STATED GOAL
Word for word, print each line of the listing below; pictures stay out.
┌────────
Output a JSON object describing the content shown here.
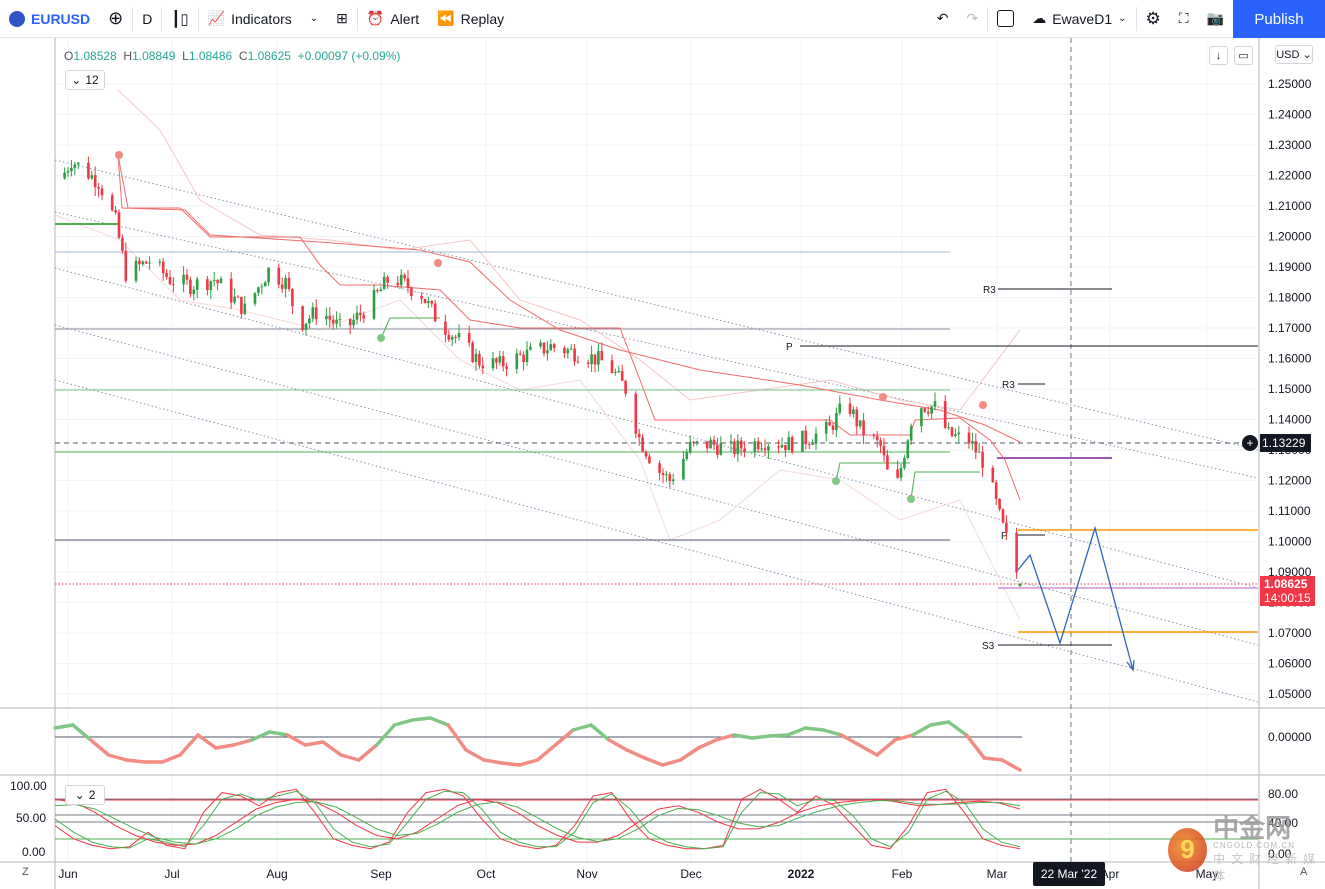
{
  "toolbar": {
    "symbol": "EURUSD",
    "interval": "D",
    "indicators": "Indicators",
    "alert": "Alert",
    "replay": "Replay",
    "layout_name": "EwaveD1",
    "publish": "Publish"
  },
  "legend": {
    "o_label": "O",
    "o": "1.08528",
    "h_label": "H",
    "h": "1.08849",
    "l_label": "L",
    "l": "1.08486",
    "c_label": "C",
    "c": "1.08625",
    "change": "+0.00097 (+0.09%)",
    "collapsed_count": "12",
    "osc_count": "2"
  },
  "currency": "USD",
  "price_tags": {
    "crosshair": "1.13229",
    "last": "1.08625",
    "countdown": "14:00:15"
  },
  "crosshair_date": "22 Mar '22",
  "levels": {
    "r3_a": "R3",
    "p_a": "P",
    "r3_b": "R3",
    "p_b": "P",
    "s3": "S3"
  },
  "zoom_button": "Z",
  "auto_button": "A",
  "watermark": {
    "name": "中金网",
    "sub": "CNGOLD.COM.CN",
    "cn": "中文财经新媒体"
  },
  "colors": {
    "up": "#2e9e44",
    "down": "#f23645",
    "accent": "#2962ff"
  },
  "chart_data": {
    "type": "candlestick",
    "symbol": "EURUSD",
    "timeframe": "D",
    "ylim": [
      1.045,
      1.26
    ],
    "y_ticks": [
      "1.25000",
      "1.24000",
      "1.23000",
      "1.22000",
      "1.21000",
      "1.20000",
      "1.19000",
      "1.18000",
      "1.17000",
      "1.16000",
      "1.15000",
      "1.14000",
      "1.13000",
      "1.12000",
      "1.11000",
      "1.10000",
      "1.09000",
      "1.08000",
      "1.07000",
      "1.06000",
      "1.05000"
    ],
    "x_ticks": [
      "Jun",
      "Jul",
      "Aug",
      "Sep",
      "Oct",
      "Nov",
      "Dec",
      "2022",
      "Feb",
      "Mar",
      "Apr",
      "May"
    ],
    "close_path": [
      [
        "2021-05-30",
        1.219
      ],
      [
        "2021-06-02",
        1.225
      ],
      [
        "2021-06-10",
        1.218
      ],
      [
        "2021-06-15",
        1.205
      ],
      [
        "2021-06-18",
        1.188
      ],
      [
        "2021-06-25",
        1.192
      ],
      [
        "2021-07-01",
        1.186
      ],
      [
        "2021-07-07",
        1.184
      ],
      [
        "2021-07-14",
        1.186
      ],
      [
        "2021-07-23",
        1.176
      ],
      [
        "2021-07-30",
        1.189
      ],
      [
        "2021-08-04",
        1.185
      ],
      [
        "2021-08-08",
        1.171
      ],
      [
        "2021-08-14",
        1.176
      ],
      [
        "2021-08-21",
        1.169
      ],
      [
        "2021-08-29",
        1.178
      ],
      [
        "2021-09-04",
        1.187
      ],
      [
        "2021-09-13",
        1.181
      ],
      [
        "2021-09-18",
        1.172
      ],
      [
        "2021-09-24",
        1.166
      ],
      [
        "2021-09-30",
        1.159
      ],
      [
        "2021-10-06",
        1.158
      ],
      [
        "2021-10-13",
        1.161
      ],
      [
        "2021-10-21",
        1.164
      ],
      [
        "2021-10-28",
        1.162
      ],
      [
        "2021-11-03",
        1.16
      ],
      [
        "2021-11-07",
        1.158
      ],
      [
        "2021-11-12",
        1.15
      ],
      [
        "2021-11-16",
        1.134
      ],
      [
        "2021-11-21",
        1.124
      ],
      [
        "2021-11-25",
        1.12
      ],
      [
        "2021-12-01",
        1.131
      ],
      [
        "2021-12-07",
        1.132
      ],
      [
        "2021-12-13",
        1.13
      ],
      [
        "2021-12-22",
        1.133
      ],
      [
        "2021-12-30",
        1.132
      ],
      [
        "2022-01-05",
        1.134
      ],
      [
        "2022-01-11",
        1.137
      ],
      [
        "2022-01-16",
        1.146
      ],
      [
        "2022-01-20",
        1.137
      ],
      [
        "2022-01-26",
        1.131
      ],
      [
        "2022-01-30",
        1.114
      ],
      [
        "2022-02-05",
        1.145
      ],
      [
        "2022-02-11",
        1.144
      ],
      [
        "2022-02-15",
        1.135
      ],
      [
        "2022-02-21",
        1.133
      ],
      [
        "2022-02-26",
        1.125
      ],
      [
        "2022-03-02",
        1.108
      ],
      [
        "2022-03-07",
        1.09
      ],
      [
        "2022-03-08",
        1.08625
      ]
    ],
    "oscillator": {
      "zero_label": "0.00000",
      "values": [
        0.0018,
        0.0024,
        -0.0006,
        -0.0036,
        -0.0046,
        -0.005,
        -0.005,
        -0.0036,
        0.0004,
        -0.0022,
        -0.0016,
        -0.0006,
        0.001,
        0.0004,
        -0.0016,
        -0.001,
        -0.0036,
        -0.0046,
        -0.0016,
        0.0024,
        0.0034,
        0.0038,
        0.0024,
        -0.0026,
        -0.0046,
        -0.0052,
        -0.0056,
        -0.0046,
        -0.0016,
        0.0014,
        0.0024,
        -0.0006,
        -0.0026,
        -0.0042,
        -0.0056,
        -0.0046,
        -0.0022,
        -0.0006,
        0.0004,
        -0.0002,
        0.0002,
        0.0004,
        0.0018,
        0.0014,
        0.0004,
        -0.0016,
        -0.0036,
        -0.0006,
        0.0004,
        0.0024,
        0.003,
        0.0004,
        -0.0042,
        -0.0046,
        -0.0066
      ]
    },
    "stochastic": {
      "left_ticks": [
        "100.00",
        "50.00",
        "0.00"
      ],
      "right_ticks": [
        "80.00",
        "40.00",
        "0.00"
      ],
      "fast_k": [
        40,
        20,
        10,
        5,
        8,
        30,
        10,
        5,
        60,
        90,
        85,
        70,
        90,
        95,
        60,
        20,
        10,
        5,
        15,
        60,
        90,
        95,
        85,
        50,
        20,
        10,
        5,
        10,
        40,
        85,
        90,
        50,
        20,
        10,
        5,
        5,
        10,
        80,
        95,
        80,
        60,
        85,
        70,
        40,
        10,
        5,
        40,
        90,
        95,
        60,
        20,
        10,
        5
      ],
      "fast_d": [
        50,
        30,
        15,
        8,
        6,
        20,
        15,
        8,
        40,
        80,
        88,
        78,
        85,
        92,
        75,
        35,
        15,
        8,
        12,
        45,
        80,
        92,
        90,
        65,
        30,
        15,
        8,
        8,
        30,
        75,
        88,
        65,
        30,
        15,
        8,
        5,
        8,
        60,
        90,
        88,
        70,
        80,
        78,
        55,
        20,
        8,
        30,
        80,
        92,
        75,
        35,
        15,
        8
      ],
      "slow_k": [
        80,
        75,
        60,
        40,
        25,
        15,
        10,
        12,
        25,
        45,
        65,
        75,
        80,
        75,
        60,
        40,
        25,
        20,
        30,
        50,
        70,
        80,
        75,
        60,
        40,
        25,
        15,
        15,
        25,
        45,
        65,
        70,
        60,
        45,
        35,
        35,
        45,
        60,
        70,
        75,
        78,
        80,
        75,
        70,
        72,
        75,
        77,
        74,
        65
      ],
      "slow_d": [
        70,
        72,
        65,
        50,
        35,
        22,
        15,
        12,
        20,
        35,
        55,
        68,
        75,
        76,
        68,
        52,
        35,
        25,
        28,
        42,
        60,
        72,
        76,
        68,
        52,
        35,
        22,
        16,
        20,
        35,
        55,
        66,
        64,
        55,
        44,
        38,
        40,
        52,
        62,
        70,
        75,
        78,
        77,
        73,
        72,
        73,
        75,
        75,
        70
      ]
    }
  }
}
└────────
THE REPLY
Output a JSON object describing the content shown here.
{
  "toolbar": {
    "symbol": "EURUSD",
    "interval": "D",
    "indicators": "Indicators",
    "alert": "Alert",
    "replay": "Replay",
    "layout_name": "EwaveD1",
    "publish": "Publish"
  },
  "legend": {
    "o_label": "O",
    "o": "1.08528",
    "h_label": "H",
    "h": "1.08849",
    "l_label": "L",
    "l": "1.08486",
    "c_label": "C",
    "c": "1.08625",
    "change": "+0.00097 (+0.09%)",
    "collapsed_count": "12",
    "osc_count": "2"
  },
  "currency": "USD",
  "price_tags": {
    "crosshair": "1.13229",
    "last": "1.08625",
    "countdown": "14:00:15"
  },
  "crosshair_date": "22 Mar '22",
  "levels": {
    "r3_a": "R3",
    "p_a": "P",
    "r3_b": "R3",
    "p_b": "P",
    "s3": "S3"
  },
  "zoom_button": "Z",
  "auto_button": "A",
  "watermark": {
    "name": "中金网",
    "sub": "CNGOLD.COM.CN",
    "cn": "中文财经新媒体"
  },
  "colors": {
    "up": "#2e9e44",
    "down": "#f23645",
    "accent": "#2962ff"
  },
  "chart_data": {
    "type": "candlestick",
    "symbol": "EURUSD",
    "timeframe": "D",
    "ylim": [
      1.045,
      1.26
    ],
    "y_ticks": [
      "1.25000",
      "1.24000",
      "1.23000",
      "1.22000",
      "1.21000",
      "1.20000",
      "1.19000",
      "1.18000",
      "1.17000",
      "1.16000",
      "1.15000",
      "1.14000",
      "1.13000",
      "1.12000",
      "1.11000",
      "1.10000",
      "1.09000",
      "1.08000",
      "1.07000",
      "1.06000",
      "1.05000"
    ],
    "x_ticks": [
      "Jun",
      "Jul",
      "Aug",
      "Sep",
      "Oct",
      "Nov",
      "Dec",
      "2022",
      "Feb",
      "Mar",
      "Apr",
      "May"
    ],
    "close_path": [
      [
        "2021-05-30",
        1.219
      ],
      [
        "2021-06-02",
        1.225
      ],
      [
        "2021-06-10",
        1.218
      ],
      [
        "2021-06-15",
        1.205
      ],
      [
        "2021-06-18",
        1.188
      ],
      [
        "2021-06-25",
        1.192
      ],
      [
        "2021-07-01",
        1.186
      ],
      [
        "2021-07-07",
        1.184
      ],
      [
        "2021-07-14",
        1.186
      ],
      [
        "2021-07-23",
        1.176
      ],
      [
        "2021-07-30",
        1.189
      ],
      [
        "2021-08-04",
        1.185
      ],
      [
        "2021-08-08",
        1.171
      ],
      [
        "2021-08-14",
        1.176
      ],
      [
        "2021-08-21",
        1.169
      ],
      [
        "2021-08-29",
        1.178
      ],
      [
        "2021-09-04",
        1.187
      ],
      [
        "2021-09-13",
        1.181
      ],
      [
        "2021-09-18",
        1.172
      ],
      [
        "2021-09-24",
        1.166
      ],
      [
        "2021-09-30",
        1.159
      ],
      [
        "2021-10-06",
        1.158
      ],
      [
        "2021-10-13",
        1.161
      ],
      [
        "2021-10-21",
        1.164
      ],
      [
        "2021-10-28",
        1.162
      ],
      [
        "2021-11-03",
        1.16
      ],
      [
        "2021-11-07",
        1.158
      ],
      [
        "2021-11-12",
        1.15
      ],
      [
        "2021-11-16",
        1.134
      ],
      [
        "2021-11-21",
        1.124
      ],
      [
        "2021-11-25",
        1.12
      ],
      [
        "2021-12-01",
        1.131
      ],
      [
        "2021-12-07",
        1.132
      ],
      [
        "2021-12-13",
        1.13
      ],
      [
        "2021-12-22",
        1.133
      ],
      [
        "2021-12-30",
        1.132
      ],
      [
        "2022-01-05",
        1.134
      ],
      [
        "2022-01-11",
        1.137
      ],
      [
        "2022-01-16",
        1.146
      ],
      [
        "2022-01-20",
        1.137
      ],
      [
        "2022-01-26",
        1.131
      ],
      [
        "2022-01-30",
        1.114
      ],
      [
        "2022-02-05",
        1.145
      ],
      [
        "2022-02-11",
        1.144
      ],
      [
        "2022-02-15",
        1.135
      ],
      [
        "2022-02-21",
        1.133
      ],
      [
        "2022-02-26",
        1.125
      ],
      [
        "2022-03-02",
        1.108
      ],
      [
        "2022-03-07",
        1.09
      ],
      [
        "2022-03-08",
        1.08625
      ]
    ],
    "oscillator": {
      "zero_label": "0.00000",
      "values": [
        0.0018,
        0.0024,
        -0.0006,
        -0.0036,
        -0.0046,
        -0.005,
        -0.005,
        -0.0036,
        0.0004,
        -0.0022,
        -0.0016,
        -0.0006,
        0.001,
        0.0004,
        -0.0016,
        -0.001,
        -0.0036,
        -0.0046,
        -0.0016,
        0.0024,
        0.0034,
        0.0038,
        0.0024,
        -0.0026,
        -0.0046,
        -0.0052,
        -0.0056,
        -0.0046,
        -0.0016,
        0.0014,
        0.0024,
        -0.0006,
        -0.0026,
        -0.0042,
        -0.0056,
        -0.0046,
        -0.0022,
        -0.0006,
        0.0004,
        -0.0002,
        0.0002,
        0.0004,
        0.0018,
        0.0014,
        0.0004,
        -0.0016,
        -0.0036,
        -0.0006,
        0.0004,
        0.0024,
        0.003,
        0.0004,
        -0.0042,
        -0.0046,
        -0.0066
      ]
    },
    "stochastic": {
      "left_ticks": [
        "100.00",
        "50.00",
        "0.00"
      ],
      "right_ticks": [
        "80.00",
        "40.00",
        "0.00"
      ],
      "fast_k": [
        40,
        20,
        10,
        5,
        8,
        30,
        10,
        5,
        60,
        90,
        85,
        70,
        90,
        95,
        60,
        20,
        10,
        5,
        15,
        60,
        90,
        95,
        85,
        50,
        20,
        10,
        5,
        10,
        40,
        85,
        90,
        50,
        20,
        10,
        5,
        5,
        10,
        80,
        95,
        80,
        60,
        85,
        70,
        40,
        10,
        5,
        40,
        90,
        95,
        60,
        20,
        10,
        5
      ],
      "fast_d": [
        50,
        30,
        15,
        8,
        6,
        20,
        15,
        8,
        40,
        80,
        88,
        78,
        85,
        92,
        75,
        35,
        15,
        8,
        12,
        45,
        80,
        92,
        90,
        65,
        30,
        15,
        8,
        8,
        30,
        75,
        88,
        65,
        30,
        15,
        8,
        5,
        8,
        60,
        90,
        88,
        70,
        80,
        78,
        55,
        20,
        8,
        30,
        80,
        92,
        75,
        35,
        15,
        8
      ],
      "slow_k": [
        80,
        75,
        60,
        40,
        25,
        15,
        10,
        12,
        25,
        45,
        65,
        75,
        80,
        75,
        60,
        40,
        25,
        20,
        30,
        50,
        70,
        80,
        75,
        60,
        40,
        25,
        15,
        15,
        25,
        45,
        65,
        70,
        60,
        45,
        35,
        35,
        45,
        60,
        70,
        75,
        78,
        80,
        75,
        70,
        72,
        75,
        77,
        74,
        65
      ],
      "slow_d": [
        70,
        72,
        65,
        50,
        35,
        22,
        15,
        12,
        20,
        35,
        55,
        68,
        75,
        76,
        68,
        52,
        35,
        25,
        28,
        42,
        60,
        72,
        76,
        68,
        52,
        35,
        22,
        16,
        20,
        35,
        55,
        66,
        64,
        55,
        44,
        38,
        40,
        52,
        62,
        70,
        75,
        78,
        77,
        73,
        72,
        73,
        75,
        75,
        70
      ]
    }
  }
}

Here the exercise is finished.